**SET TASK**
Extract all of the entries and give them again, word for word.

**PROVIDED ENTRIES**

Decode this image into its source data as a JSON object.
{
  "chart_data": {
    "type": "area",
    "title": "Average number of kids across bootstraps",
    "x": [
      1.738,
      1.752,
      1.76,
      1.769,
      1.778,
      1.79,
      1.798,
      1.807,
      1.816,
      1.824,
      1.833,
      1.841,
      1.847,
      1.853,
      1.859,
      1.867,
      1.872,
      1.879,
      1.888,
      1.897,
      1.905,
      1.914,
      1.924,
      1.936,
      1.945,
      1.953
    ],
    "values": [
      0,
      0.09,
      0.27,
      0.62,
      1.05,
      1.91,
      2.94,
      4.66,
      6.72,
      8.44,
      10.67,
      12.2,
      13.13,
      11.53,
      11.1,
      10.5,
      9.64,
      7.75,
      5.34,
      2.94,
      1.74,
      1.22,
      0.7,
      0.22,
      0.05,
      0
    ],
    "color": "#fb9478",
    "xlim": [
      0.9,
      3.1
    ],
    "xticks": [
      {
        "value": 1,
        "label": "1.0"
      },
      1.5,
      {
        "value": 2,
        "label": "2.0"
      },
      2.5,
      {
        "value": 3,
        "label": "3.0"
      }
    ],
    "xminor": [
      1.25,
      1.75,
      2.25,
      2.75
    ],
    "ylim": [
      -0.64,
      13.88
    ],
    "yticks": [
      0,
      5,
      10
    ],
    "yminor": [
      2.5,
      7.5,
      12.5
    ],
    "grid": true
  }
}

**SOLUTION**
Decode this image into its source data as a JSON object.
{
  "chart_data": {
    "type": "area",
    "title": "Average number of kids across bootstraps",
    "x": [
      1.738,
      1.752,
      1.76,
      1.769,
      1.778,
      1.79,
      1.798,
      1.807,
      1.816,
      1.824,
      1.833,
      1.841,
      1.847,
      1.853,
      1.859,
      1.867,
      1.872,
      1.879,
      1.888,
      1.897,
      1.905,
      1.914,
      1.924,
      1.936,
      1.945,
      1.953
    ],
    "values": [
      0,
      0.09,
      0.27,
      0.62,
      1.05,
      1.91,
      2.94,
      4.66,
      6.72,
      8.44,
      10.67,
      12.2,
      13.13,
      11.53,
      11.1,
      10.5,
      9.64,
      7.75,
      5.34,
      2.94,
      1.74,
      1.22,
      0.7,
      0.22,
      0.05,
      0
    ],
    "color": "#fb9478",
    "xlim": [
      0.9,
      3.1
    ],
    "xticks": [
      {
        "value": 1,
        "label": "1.0"
      },
      1.5,
      {
        "value": 2,
        "label": "2.0"
      },
      2.5,
      {
        "value": 3,
        "label": "3.0"
      }
    ],
    "xminor": [
      1.25,
      1.75,
      2.25,
      2.75
    ],
    "ylim": [
      -0.64,
      13.88
    ],
    "yticks": [
      0,
      5,
      10
    ],
    "yminor": [
      2.5,
      7.5,
      12.5
    ],
    "grid": true
  }
}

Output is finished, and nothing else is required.